> EXERCISE BRIEF
Write out the entries below once more, exactly, with the pictures left out.

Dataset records
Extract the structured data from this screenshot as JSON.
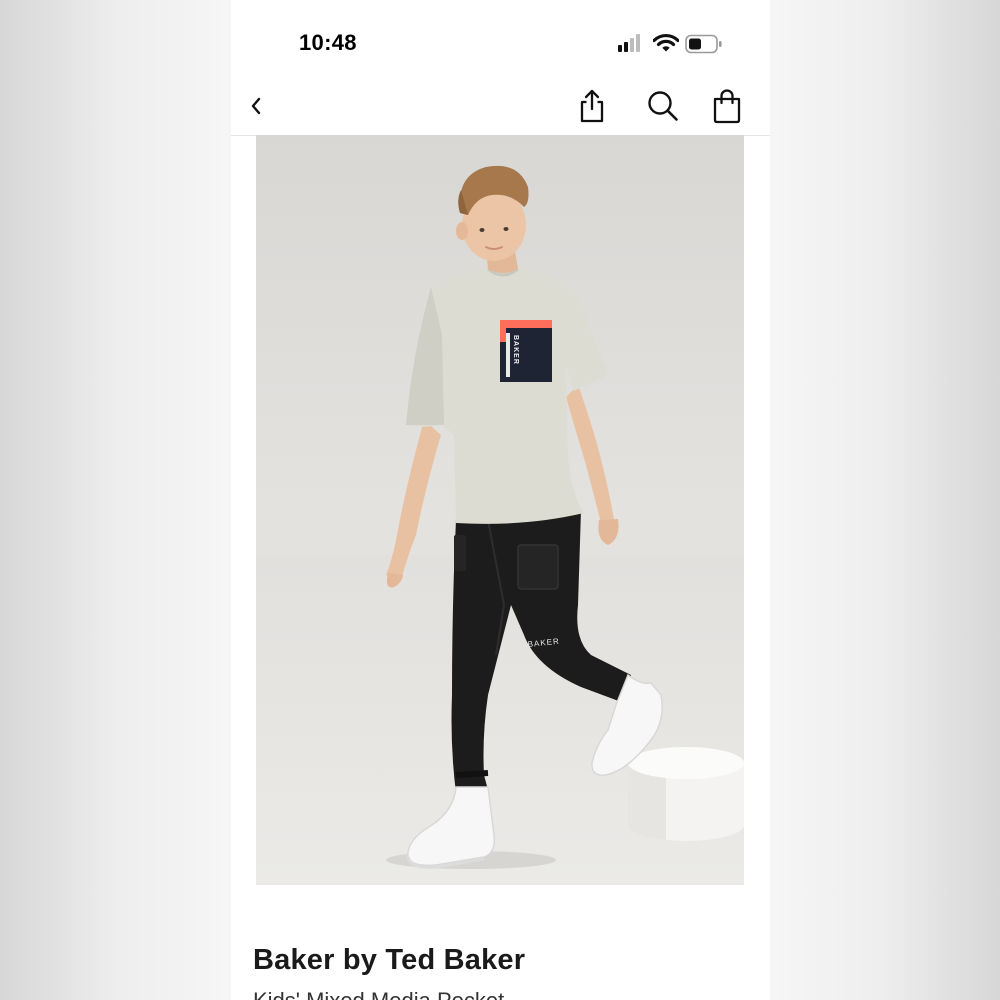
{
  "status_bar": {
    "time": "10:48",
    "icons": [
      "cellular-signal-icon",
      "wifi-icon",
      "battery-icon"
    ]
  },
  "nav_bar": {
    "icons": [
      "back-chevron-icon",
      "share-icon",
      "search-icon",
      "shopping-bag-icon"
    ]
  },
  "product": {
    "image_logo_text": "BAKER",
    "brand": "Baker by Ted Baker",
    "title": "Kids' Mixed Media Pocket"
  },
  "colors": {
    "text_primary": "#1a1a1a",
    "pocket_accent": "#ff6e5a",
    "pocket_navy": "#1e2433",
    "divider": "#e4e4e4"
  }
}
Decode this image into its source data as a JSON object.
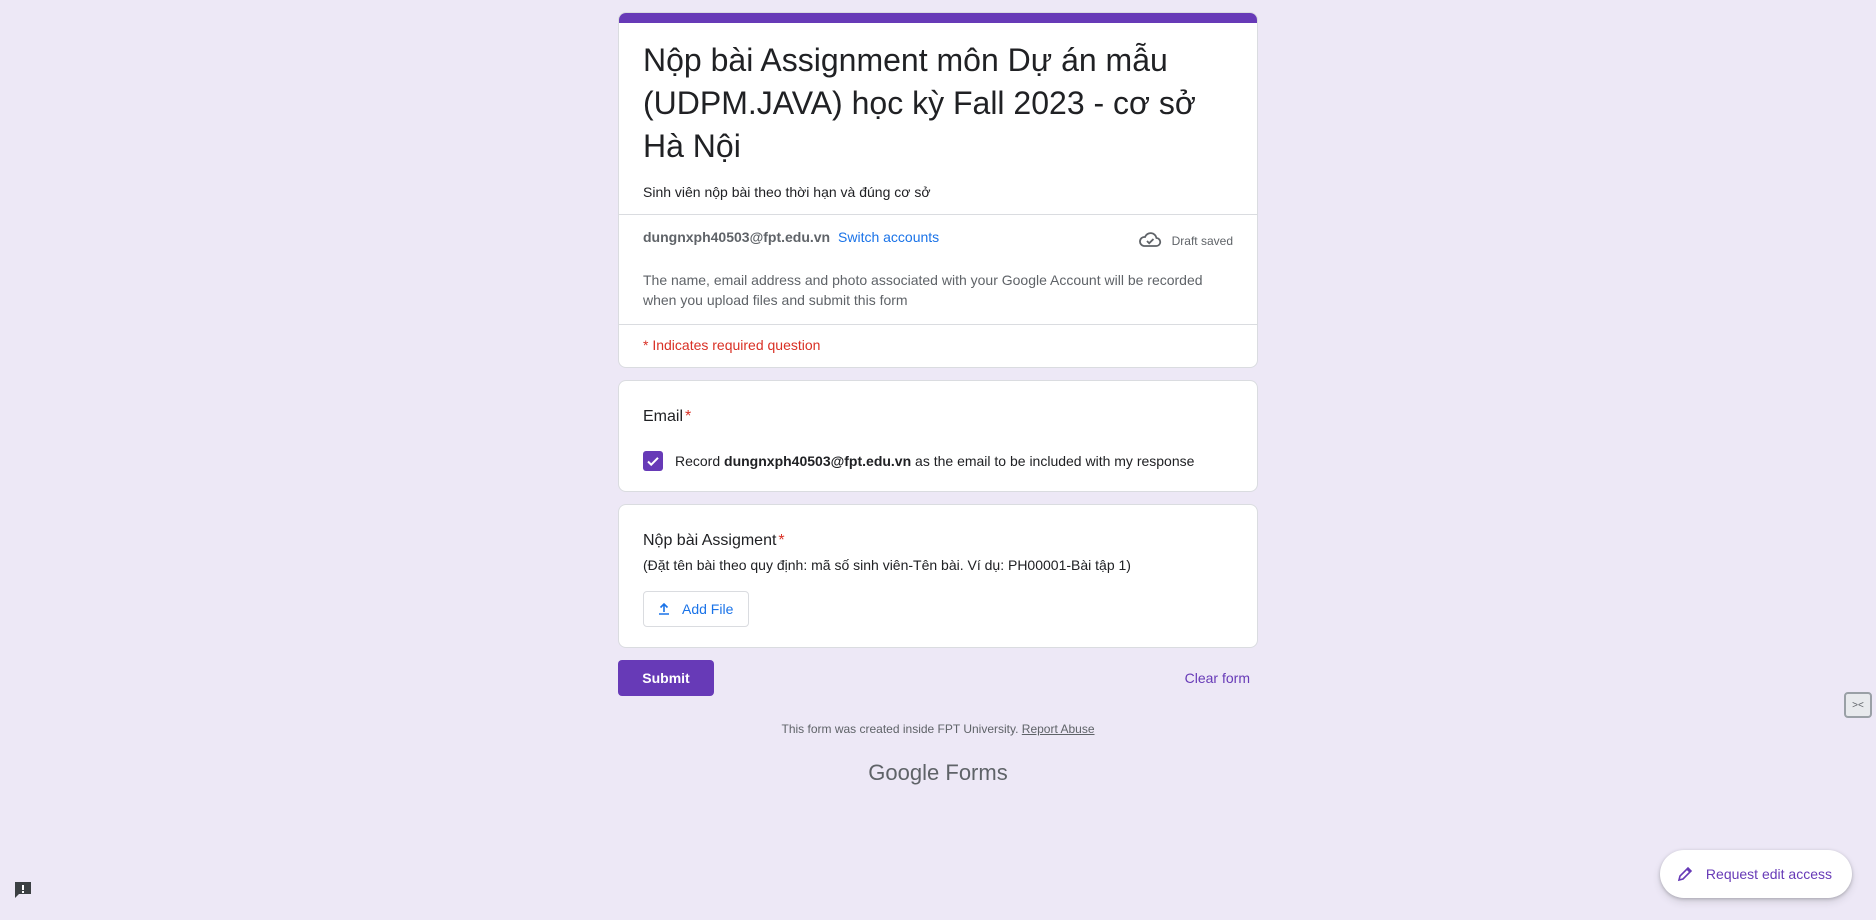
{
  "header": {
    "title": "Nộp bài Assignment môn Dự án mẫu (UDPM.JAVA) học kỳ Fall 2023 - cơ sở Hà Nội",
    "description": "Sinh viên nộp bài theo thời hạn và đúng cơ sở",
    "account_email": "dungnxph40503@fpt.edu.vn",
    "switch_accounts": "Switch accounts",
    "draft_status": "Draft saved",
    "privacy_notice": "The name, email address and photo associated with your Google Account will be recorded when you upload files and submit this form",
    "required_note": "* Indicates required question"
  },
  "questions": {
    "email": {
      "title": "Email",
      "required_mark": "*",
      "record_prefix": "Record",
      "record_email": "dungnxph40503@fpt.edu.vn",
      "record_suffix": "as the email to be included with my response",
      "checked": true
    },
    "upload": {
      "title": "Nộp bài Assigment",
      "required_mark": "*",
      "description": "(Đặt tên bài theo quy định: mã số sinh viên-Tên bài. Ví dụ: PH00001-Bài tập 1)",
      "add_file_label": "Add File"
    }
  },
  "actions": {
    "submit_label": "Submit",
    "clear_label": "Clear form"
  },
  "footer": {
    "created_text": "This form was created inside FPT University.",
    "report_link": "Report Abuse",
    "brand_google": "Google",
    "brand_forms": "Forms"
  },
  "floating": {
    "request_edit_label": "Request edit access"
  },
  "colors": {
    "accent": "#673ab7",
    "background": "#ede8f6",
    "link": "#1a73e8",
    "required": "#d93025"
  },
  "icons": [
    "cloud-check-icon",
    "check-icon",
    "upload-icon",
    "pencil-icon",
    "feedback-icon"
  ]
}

> FINAL RESULT
Extract the structured data from this screenshot as JSON.
{
  "status_bar": {
    "time": "10:48",
    "icons": [
      "cellular-signal-icon",
      "wifi-icon",
      "battery-icon"
    ]
  },
  "nav_bar": {
    "icons": [
      "back-chevron-icon",
      "share-icon",
      "search-icon",
      "shopping-bag-icon"
    ]
  },
  "product": {
    "image_logo_text": "BAKER",
    "brand": "Baker by Ted Baker",
    "title": "Kids' Mixed Media Pocket"
  },
  "colors": {
    "text_primary": "#1a1a1a",
    "pocket_accent": "#ff6e5a",
    "pocket_navy": "#1e2433",
    "divider": "#e4e4e4"
  }
}
Decode this image into its source data as a JSON object.
{
  "header": {
    "title": "Nộp bài Assignment môn Dự án mẫu (UDPM.JAVA) học kỳ Fall 2023 - cơ sở Hà Nội",
    "description": "Sinh viên nộp bài theo thời hạn và đúng cơ sở",
    "account_email": "dungnxph40503@fpt.edu.vn",
    "switch_accounts": "Switch accounts",
    "draft_status": "Draft saved",
    "privacy_notice": "The name, email address and photo associated with your Google Account will be recorded when you upload files and submit this form",
    "required_note": "* Indicates required question"
  },
  "questions": {
    "email": {
      "title": "Email",
      "required_mark": "*",
      "record_prefix": "Record",
      "record_email": "dungnxph40503@fpt.edu.vn",
      "record_suffix": "as the email to be included with my response",
      "checked": true
    },
    "upload": {
      "title": "Nộp bài Assigment",
      "required_mark": "*",
      "description": "(Đặt tên bài theo quy định: mã số sinh viên-Tên bài. Ví dụ: PH00001-Bài tập 1)",
      "add_file_label": "Add File"
    }
  },
  "actions": {
    "submit_label": "Submit",
    "clear_label": "Clear form"
  },
  "footer": {
    "created_text": "This form was created inside FPT University.",
    "report_link": "Report Abuse",
    "brand_google": "Google",
    "brand_forms": "Forms"
  },
  "floating": {
    "request_edit_label": "Request edit access"
  },
  "colors": {
    "accent": "#673ab7",
    "background": "#ede8f6",
    "link": "#1a73e8",
    "required": "#d93025"
  },
  "icons": [
    "cloud-check-icon",
    "check-icon",
    "upload-icon",
    "pencil-icon",
    "feedback-icon"
  ]
}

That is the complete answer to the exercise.